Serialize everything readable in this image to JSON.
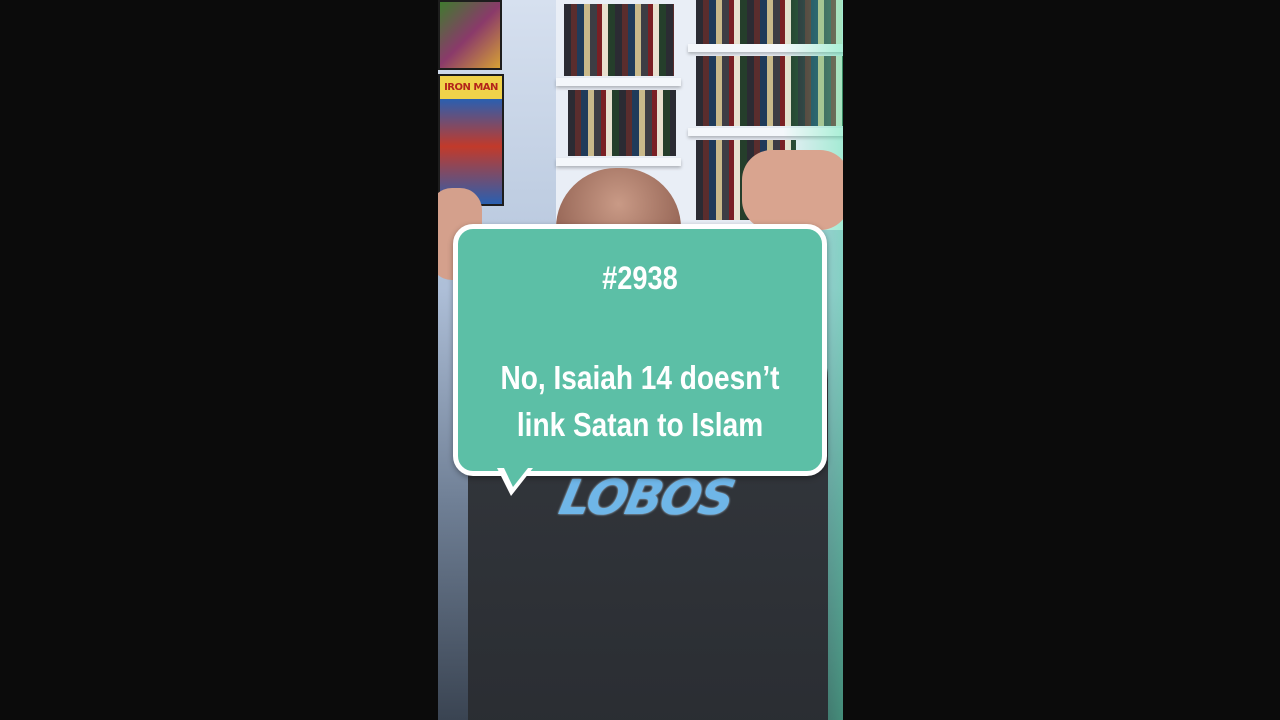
{
  "video": {
    "poster_title": "IRON MAN",
    "shirt_logo_text": "LOBOS"
  },
  "caption": {
    "number": "#2938",
    "line1": "No, Isaiah 14 doesn’t",
    "line2": "link Satan to Islam"
  },
  "colors": {
    "letterbox": "#0b0b0b",
    "bubble_fill": "#5cbfa6",
    "bubble_border": "#ffffff",
    "caption_text": "#ffffff"
  }
}
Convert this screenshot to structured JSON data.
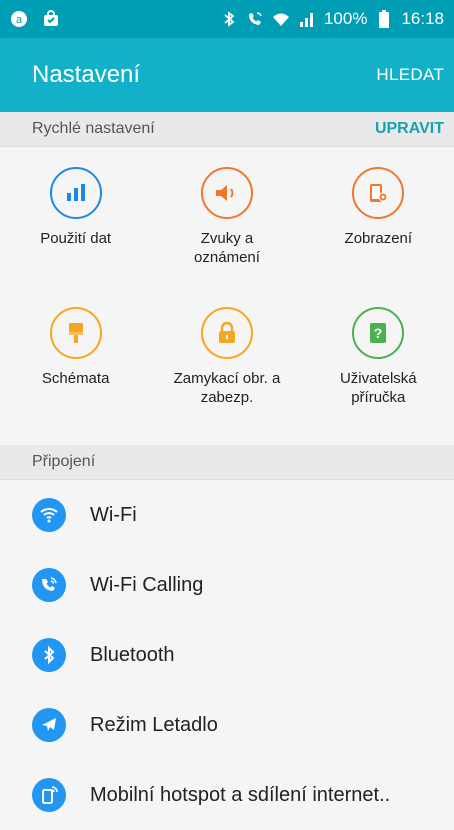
{
  "status_bar": {
    "battery": "100%",
    "time": "16:18",
    "icons": [
      "chat-icon",
      "bag-icon",
      "bluetooth-icon",
      "wifi-calling-icon",
      "wifi-icon",
      "signal-icon",
      "battery-icon"
    ]
  },
  "app_bar": {
    "title": "Nastavení",
    "search_label": "HLEDAT"
  },
  "quick_settings": {
    "header": "Rychlé nastavení",
    "edit_label": "UPRAVIT",
    "items": [
      {
        "label": "Použití dat",
        "icon": "data-usage-icon",
        "color": "#1e88e5"
      },
      {
        "label": "Zvuky a\noznámení",
        "icon": "volume-icon",
        "color": "#f0782a"
      },
      {
        "label": "Zobrazení",
        "icon": "display-icon",
        "color": "#f0782a"
      },
      {
        "label": "Schémata",
        "icon": "paintbrush-icon",
        "color": "#f5a623"
      },
      {
        "label": "Zamykací obr. a\nzabezp.",
        "icon": "lock-icon",
        "color": "#f5a623"
      },
      {
        "label": "Uživatelská\npříručka",
        "icon": "help-book-icon",
        "color": "#4caf50"
      }
    ]
  },
  "connections": {
    "header": "Připojení",
    "items": [
      {
        "label": "Wi-Fi",
        "icon": "wifi-icon"
      },
      {
        "label": "Wi-Fi Calling",
        "icon": "wifi-calling-icon"
      },
      {
        "label": "Bluetooth",
        "icon": "bluetooth-icon"
      },
      {
        "label": "Režim Letadlo",
        "icon": "airplane-icon"
      },
      {
        "label": "Mobilní hotspot a sdílení internet..",
        "icon": "hotspot-icon"
      }
    ],
    "accent": "#2196f3"
  }
}
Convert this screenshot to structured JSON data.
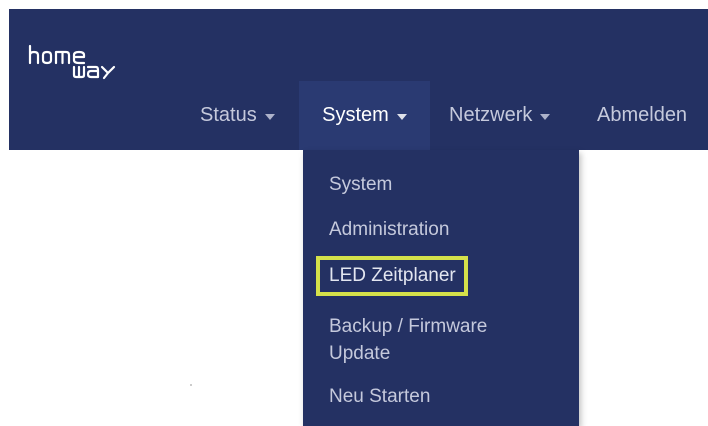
{
  "brand": {
    "logo_line1": "home",
    "logo_line2": "way",
    "bg_color": "#243163",
    "highlight_color": "#d5e14a"
  },
  "nav": {
    "items": [
      {
        "label": "Status",
        "has_caret": true
      },
      {
        "label": "System",
        "has_caret": true,
        "active": true
      },
      {
        "label": "Netzwerk",
        "has_caret": true
      },
      {
        "label": "Abmelden",
        "has_caret": false
      }
    ]
  },
  "dropdown": {
    "items": [
      {
        "label": "System"
      },
      {
        "label": "Administration"
      },
      {
        "label": "LED Zeitplaner",
        "highlighted": true
      },
      {
        "label": "Backup / Firmware",
        "label2": "Update"
      },
      {
        "label": "Neu Starten"
      }
    ]
  }
}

● WORK INSTRUCTIONS
From the entries above, extract each line containing "header".

● THE ANSWER
    "header": "Rychlé nastavení",
    "header": "Připojení",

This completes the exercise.